* [Task inputs]:

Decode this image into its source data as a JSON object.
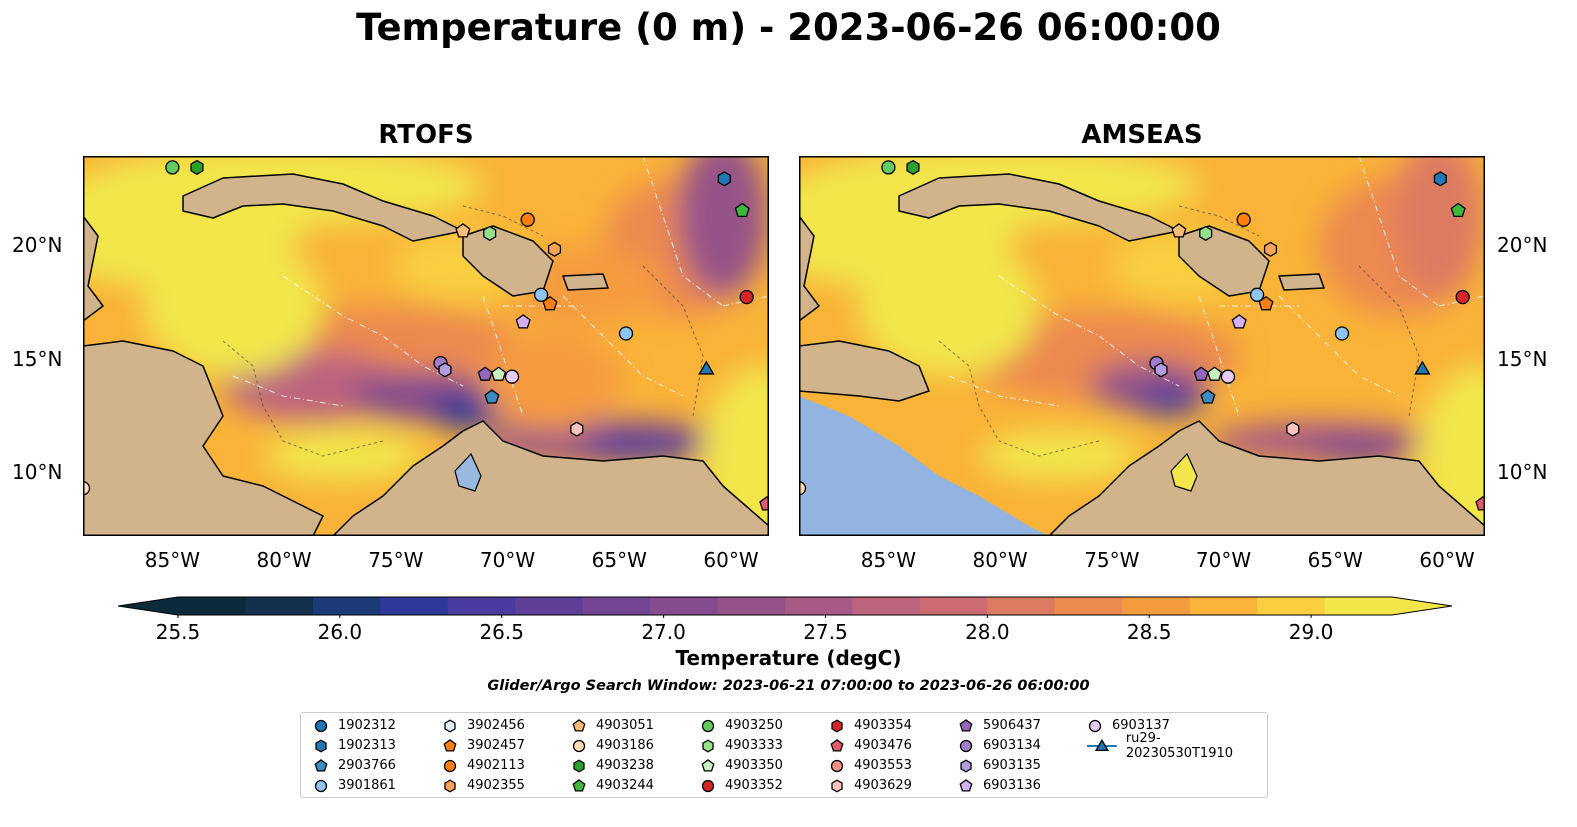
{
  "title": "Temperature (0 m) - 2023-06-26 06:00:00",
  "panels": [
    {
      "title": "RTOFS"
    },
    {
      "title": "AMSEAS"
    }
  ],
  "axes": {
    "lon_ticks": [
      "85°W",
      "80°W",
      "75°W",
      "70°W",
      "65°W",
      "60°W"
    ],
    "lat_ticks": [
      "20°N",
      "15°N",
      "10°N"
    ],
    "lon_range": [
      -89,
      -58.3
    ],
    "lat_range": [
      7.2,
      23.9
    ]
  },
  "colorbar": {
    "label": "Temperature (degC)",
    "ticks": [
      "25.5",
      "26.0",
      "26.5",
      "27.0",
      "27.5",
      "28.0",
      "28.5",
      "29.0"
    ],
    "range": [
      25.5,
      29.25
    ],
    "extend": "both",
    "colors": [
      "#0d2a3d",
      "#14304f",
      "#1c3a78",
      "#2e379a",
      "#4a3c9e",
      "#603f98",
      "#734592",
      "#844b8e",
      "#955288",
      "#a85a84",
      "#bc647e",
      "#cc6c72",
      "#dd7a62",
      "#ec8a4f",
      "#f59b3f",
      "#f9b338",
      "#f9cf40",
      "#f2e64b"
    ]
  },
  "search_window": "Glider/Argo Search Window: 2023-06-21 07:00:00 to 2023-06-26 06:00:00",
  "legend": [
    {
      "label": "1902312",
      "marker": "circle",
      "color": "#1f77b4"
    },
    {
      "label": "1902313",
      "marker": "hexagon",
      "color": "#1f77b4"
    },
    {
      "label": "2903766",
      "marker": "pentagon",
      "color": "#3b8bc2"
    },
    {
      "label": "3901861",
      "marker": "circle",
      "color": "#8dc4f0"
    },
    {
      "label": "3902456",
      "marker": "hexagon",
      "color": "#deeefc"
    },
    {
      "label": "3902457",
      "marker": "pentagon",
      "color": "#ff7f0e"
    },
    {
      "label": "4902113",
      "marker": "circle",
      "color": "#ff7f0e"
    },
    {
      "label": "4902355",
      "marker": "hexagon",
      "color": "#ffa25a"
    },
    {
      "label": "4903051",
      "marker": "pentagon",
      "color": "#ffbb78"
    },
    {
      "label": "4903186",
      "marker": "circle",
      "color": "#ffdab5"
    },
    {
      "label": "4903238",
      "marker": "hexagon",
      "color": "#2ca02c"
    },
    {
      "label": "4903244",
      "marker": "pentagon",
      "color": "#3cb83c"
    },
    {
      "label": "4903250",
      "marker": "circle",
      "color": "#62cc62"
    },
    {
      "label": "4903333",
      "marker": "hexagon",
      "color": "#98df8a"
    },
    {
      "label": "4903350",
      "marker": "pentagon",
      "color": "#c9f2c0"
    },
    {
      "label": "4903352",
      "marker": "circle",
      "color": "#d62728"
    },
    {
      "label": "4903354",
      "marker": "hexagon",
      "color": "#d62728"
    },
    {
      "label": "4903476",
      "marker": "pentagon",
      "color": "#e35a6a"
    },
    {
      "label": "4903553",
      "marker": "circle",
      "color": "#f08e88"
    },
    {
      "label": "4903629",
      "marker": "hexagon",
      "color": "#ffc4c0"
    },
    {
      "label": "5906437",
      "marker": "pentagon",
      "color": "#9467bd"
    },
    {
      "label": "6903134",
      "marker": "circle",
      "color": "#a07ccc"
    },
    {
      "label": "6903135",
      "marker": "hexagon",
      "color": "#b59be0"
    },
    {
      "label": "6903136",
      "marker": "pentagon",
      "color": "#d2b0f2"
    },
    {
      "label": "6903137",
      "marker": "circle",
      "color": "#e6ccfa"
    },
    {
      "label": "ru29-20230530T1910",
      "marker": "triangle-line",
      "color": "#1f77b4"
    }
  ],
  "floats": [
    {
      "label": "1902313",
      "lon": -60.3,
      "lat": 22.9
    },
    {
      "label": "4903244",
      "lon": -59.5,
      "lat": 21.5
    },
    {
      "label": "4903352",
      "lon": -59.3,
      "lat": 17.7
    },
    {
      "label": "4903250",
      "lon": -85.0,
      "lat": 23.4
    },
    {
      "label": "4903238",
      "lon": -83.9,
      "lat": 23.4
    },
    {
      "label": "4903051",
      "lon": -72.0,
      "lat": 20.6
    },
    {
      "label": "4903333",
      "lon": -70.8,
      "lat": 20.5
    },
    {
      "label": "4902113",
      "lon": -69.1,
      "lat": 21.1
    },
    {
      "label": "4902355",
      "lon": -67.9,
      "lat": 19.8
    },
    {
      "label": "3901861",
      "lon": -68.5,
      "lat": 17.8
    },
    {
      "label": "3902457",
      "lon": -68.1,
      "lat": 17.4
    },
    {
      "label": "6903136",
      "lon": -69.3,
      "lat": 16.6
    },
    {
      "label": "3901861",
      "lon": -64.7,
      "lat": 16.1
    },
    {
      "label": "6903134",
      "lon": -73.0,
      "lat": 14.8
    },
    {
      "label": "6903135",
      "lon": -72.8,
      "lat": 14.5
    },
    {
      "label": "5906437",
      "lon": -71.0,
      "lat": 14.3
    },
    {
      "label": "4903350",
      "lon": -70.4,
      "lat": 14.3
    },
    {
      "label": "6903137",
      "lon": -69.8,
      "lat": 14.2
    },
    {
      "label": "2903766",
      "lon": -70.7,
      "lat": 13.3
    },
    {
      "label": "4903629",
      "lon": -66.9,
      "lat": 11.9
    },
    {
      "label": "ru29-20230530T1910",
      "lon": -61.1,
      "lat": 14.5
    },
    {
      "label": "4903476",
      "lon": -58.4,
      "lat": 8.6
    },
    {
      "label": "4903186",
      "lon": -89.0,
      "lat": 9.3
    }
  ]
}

* [Your instructions]: Print all the records again exactly; do not include any picture.

* [Written solution]:
Decode this image into its source data as a JSON object.
{
  "title": "Temperature (0 m) - 2023-06-26 06:00:00",
  "panels": [
    {
      "title": "RTOFS"
    },
    {
      "title": "AMSEAS"
    }
  ],
  "axes": {
    "lon_ticks": [
      "85°W",
      "80°W",
      "75°W",
      "70°W",
      "65°W",
      "60°W"
    ],
    "lat_ticks": [
      "20°N",
      "15°N",
      "10°N"
    ],
    "lon_range": [
      -89,
      -58.3
    ],
    "lat_range": [
      7.2,
      23.9
    ]
  },
  "colorbar": {
    "label": "Temperature (degC)",
    "ticks": [
      "25.5",
      "26.0",
      "26.5",
      "27.0",
      "27.5",
      "28.0",
      "28.5",
      "29.0"
    ],
    "range": [
      25.5,
      29.25
    ],
    "extend": "both",
    "colors": [
      "#0d2a3d",
      "#14304f",
      "#1c3a78",
      "#2e379a",
      "#4a3c9e",
      "#603f98",
      "#734592",
      "#844b8e",
      "#955288",
      "#a85a84",
      "#bc647e",
      "#cc6c72",
      "#dd7a62",
      "#ec8a4f",
      "#f59b3f",
      "#f9b338",
      "#f9cf40",
      "#f2e64b"
    ]
  },
  "search_window": "Glider/Argo Search Window: 2023-06-21 07:00:00 to 2023-06-26 06:00:00",
  "legend": [
    {
      "label": "1902312",
      "marker": "circle",
      "color": "#1f77b4"
    },
    {
      "label": "1902313",
      "marker": "hexagon",
      "color": "#1f77b4"
    },
    {
      "label": "2903766",
      "marker": "pentagon",
      "color": "#3b8bc2"
    },
    {
      "label": "3901861",
      "marker": "circle",
      "color": "#8dc4f0"
    },
    {
      "label": "3902456",
      "marker": "hexagon",
      "color": "#deeefc"
    },
    {
      "label": "3902457",
      "marker": "pentagon",
      "color": "#ff7f0e"
    },
    {
      "label": "4902113",
      "marker": "circle",
      "color": "#ff7f0e"
    },
    {
      "label": "4902355",
      "marker": "hexagon",
      "color": "#ffa25a"
    },
    {
      "label": "4903051",
      "marker": "pentagon",
      "color": "#ffbb78"
    },
    {
      "label": "4903186",
      "marker": "circle",
      "color": "#ffdab5"
    },
    {
      "label": "4903238",
      "marker": "hexagon",
      "color": "#2ca02c"
    },
    {
      "label": "4903244",
      "marker": "pentagon",
      "color": "#3cb83c"
    },
    {
      "label": "4903250",
      "marker": "circle",
      "color": "#62cc62"
    },
    {
      "label": "4903333",
      "marker": "hexagon",
      "color": "#98df8a"
    },
    {
      "label": "4903350",
      "marker": "pentagon",
      "color": "#c9f2c0"
    },
    {
      "label": "4903352",
      "marker": "circle",
      "color": "#d62728"
    },
    {
      "label": "4903354",
      "marker": "hexagon",
      "color": "#d62728"
    },
    {
      "label": "4903476",
      "marker": "pentagon",
      "color": "#e35a6a"
    },
    {
      "label": "4903553",
      "marker": "circle",
      "color": "#f08e88"
    },
    {
      "label": "4903629",
      "marker": "hexagon",
      "color": "#ffc4c0"
    },
    {
      "label": "5906437",
      "marker": "pentagon",
      "color": "#9467bd"
    },
    {
      "label": "6903134",
      "marker": "circle",
      "color": "#a07ccc"
    },
    {
      "label": "6903135",
      "marker": "hexagon",
      "color": "#b59be0"
    },
    {
      "label": "6903136",
      "marker": "pentagon",
      "color": "#d2b0f2"
    },
    {
      "label": "6903137",
      "marker": "circle",
      "color": "#e6ccfa"
    },
    {
      "label": "ru29-20230530T1910",
      "marker": "triangle-line",
      "color": "#1f77b4"
    }
  ],
  "floats": [
    {
      "label": "1902313",
      "lon": -60.3,
      "lat": 22.9
    },
    {
      "label": "4903244",
      "lon": -59.5,
      "lat": 21.5
    },
    {
      "label": "4903352",
      "lon": -59.3,
      "lat": 17.7
    },
    {
      "label": "4903250",
      "lon": -85.0,
      "lat": 23.4
    },
    {
      "label": "4903238",
      "lon": -83.9,
      "lat": 23.4
    },
    {
      "label": "4903051",
      "lon": -72.0,
      "lat": 20.6
    },
    {
      "label": "4903333",
      "lon": -70.8,
      "lat": 20.5
    },
    {
      "label": "4902113",
      "lon": -69.1,
      "lat": 21.1
    },
    {
      "label": "4902355",
      "lon": -67.9,
      "lat": 19.8
    },
    {
      "label": "3901861",
      "lon": -68.5,
      "lat": 17.8
    },
    {
      "label": "3902457",
      "lon": -68.1,
      "lat": 17.4
    },
    {
      "label": "6903136",
      "lon": -69.3,
      "lat": 16.6
    },
    {
      "label": "3901861",
      "lon": -64.7,
      "lat": 16.1
    },
    {
      "label": "6903134",
      "lon": -73.0,
      "lat": 14.8
    },
    {
      "label": "6903135",
      "lon": -72.8,
      "lat": 14.5
    },
    {
      "label": "5906437",
      "lon": -71.0,
      "lat": 14.3
    },
    {
      "label": "4903350",
      "lon": -70.4,
      "lat": 14.3
    },
    {
      "label": "6903137",
      "lon": -69.8,
      "lat": 14.2
    },
    {
      "label": "2903766",
      "lon": -70.7,
      "lat": 13.3
    },
    {
      "label": "4903629",
      "lon": -66.9,
      "lat": 11.9
    },
    {
      "label": "ru29-20230530T1910",
      "lon": -61.1,
      "lat": 14.5
    },
    {
      "label": "4903476",
      "lon": -58.4,
      "lat": 8.6
    },
    {
      "label": "4903186",
      "lon": -89.0,
      "lat": 9.3
    }
  ]
}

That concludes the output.